Aim of the task: Output the data that follows exactly, line for line.

Recorded information:

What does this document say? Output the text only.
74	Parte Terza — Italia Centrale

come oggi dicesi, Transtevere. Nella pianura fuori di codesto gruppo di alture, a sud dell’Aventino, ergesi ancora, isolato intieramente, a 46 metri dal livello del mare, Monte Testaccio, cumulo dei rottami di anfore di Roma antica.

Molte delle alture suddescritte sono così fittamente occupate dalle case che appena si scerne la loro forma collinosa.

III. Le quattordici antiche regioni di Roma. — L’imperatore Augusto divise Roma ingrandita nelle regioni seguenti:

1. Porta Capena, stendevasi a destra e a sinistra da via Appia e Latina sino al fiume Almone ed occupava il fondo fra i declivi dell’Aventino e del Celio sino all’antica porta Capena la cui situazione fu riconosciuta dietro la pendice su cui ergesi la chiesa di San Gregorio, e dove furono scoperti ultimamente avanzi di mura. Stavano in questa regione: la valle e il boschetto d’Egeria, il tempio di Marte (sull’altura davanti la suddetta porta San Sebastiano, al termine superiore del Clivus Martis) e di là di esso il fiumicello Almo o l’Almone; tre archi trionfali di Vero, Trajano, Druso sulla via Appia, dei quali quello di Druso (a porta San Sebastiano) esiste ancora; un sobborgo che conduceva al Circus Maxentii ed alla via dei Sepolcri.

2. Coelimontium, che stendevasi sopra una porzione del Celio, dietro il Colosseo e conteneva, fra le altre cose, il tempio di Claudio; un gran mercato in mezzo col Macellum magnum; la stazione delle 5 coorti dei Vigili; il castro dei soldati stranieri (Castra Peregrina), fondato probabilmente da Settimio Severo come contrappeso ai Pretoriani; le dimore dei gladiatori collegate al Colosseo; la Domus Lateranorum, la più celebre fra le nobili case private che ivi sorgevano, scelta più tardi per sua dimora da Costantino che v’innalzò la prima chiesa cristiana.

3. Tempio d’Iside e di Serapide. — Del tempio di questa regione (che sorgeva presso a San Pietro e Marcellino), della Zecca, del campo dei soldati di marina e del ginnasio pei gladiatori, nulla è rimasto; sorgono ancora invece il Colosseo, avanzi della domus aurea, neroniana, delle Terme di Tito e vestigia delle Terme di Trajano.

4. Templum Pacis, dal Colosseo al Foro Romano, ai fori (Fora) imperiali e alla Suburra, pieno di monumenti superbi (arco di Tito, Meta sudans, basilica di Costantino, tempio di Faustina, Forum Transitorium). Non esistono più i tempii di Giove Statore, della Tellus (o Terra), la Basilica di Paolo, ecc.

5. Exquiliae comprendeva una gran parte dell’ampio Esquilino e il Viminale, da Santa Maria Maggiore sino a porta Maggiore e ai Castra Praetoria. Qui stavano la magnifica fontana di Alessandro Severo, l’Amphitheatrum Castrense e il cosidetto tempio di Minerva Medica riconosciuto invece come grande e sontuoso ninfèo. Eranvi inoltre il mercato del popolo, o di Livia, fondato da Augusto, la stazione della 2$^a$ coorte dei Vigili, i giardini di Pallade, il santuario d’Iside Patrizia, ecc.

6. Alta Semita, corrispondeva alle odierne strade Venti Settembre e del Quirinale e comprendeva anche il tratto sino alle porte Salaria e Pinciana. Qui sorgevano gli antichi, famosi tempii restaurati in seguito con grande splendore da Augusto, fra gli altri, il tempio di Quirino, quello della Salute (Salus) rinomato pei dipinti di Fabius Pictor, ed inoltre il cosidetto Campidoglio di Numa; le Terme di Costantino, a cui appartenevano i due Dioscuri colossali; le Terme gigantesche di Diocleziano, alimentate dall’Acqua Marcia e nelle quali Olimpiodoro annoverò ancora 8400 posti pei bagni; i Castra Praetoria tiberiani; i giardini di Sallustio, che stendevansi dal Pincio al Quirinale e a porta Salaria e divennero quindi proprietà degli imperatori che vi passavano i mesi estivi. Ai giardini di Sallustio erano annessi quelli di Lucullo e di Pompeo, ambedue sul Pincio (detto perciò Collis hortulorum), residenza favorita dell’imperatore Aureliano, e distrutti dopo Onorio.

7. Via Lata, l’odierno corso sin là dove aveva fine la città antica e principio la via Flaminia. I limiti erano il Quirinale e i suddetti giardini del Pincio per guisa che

Solved exercise:
What does this document say? Output the text only.
74	Parte Terza — Italia Centrale

come oggi dicesi, Transtevere. Nella pianura fuori di codesto gruppo di alture, a sud dell’Aventino, ergesi ancora, isolato intieramente, a 46 metri dal livello del mare, Monte Testaccio, cumulo dei rottami di anfore di Roma antica.

Molte delle alture suddescritte sono così fittamente occupate dalle case che appena si scerne la loro forma collinosa.

III. Le quattordici antiche regioni di Roma. — L’imperatore Augusto divise Roma ingrandita nelle regioni seguenti:

1. Porta Capena, stendevasi a destra e a sinistra da via Appia e Latina sino al fiume Almone ed occupava il fondo fra i declivi dell’Aventino e del Celio sino all’antica porta Capena la cui situazione fu riconosciuta dietro la pendice su cui ergesi la chiesa di San Gregorio, e dove furono scoperti ultimamente avanzi di mura. Stavano in questa regione: la valle e il boschetto d’Egeria, il tempio di Marte (sull’altura davanti la suddetta porta San Sebastiano, al termine superiore del Clivus Martis) e di là di esso il fiumicello Almo o l’Almone; tre archi trionfali di Vero, Trajano, Druso sulla via Appia, dei quali quello di Druso (a porta San Sebastiano) esiste ancora; un sobborgo che conduceva al Circus Maxentii ed alla via dei Sepolcri.

2. Coelimontium, che stendevasi sopra una porzione del Celio, dietro il Colosseo e conteneva, fra le altre cose, il tempio di Claudio; un gran mercato in mezzo col Macellum magnum; la stazione delle 5 coorti dei Vigili; il castro dei soldati stranieri (Castra Peregrina), fondato probabilmente da Settimio Severo come contrappeso ai Pretoriani; le dimore dei gladiatori collegate al Colosseo; la Domus Lateranorum, la più celebre fra le nobili case private che ivi sorgevano, scelta più tardi per sua dimora da Costantino che v’innalzò la prima chiesa cristiana.

3. Tempio d’Iside e di Serapide. — Del tempio di questa regione (che sorgeva presso a San Pietro e Marcellino), della Zecca, del campo dei soldati di marina e del ginnasio pei gladiatori, nulla è rimasto; sorgono ancora invece il Colosseo, avanzi della domus aurea, neroniana, delle Terme di Tito e vestigia delle Terme di Trajano.

4. Templum Pacis, dal Colosseo al Foro Romano, ai fori (Fora) imperiali e alla Suburra, pieno di monumenti superbi (arco di Tito, Meta sudans, basilica di Costantino, tempio di Faustina, Forum Transitorium). Non esistono più i tempii di Giove Statore, della Tellus (o Terra), la Basilica di Paolo, ecc.

5. Exquiliae comprendeva una gran parte dell’ampio Esquilino e il Viminale, da Santa Maria Maggiore sino a porta Maggiore e ai Castra Praetoria. Qui stavano la magnifica fontana di Alessandro Severo, l’Amphitheatrum Castrense e il cosidetto tempio di Minerva Medica riconosciuto invece come grande e sontuoso ninfèo. Eranvi inoltre il mercato del popolo, o di Livia, fondato da Augusto, la stazione della 2$^a$ coorte dei Vigili, i giardini di Pallade, il santuario d’Iside Patrizia, ecc.

6. Alta Semita, corrispondeva alle odierne strade Venti Settembre e del Quirinale e comprendeva anche il tratto sino alle porte Salaria e Pinciana. Qui sorgevano gli antichi, famosi tempii restaurati in seguito con grande splendore da Augusto, fra gli altri, il tempio di Quirino, quello della Salute (Salus) rinomato pei dipinti di Fabius Pictor, ed inoltre il cosidetto Campidoglio di Numa; le Terme di Costantino, a cui appartenevano i due Dioscuri colossali; le Terme gigantesche di Diocleziano, alimentate dall’Acqua Marcia e nelle quali Olimpiodoro annoverò ancora 8400 posti pei bagni; i Castra Praetoria tiberiani; i giardini di Sallustio, che stendevansi dal Pincio al Quirinale e a porta Salaria e divennero quindi proprietà degli imperatori che vi passavano i mesi estivi. Ai giardini di Sallustio erano annessi quelli di Lucullo e di Pompeo, ambedue sul Pincio (detto perciò Collis hortulorum), residenza favorita dell’imperatore Aureliano, e distrutti dopo Onorio.

7. Via Lata, l’odierno corso sin là dove aveva fine la città antica e principio la via Flaminia. I limiti erano il Quirinale e i suddetti giardini del Pincio per guisa che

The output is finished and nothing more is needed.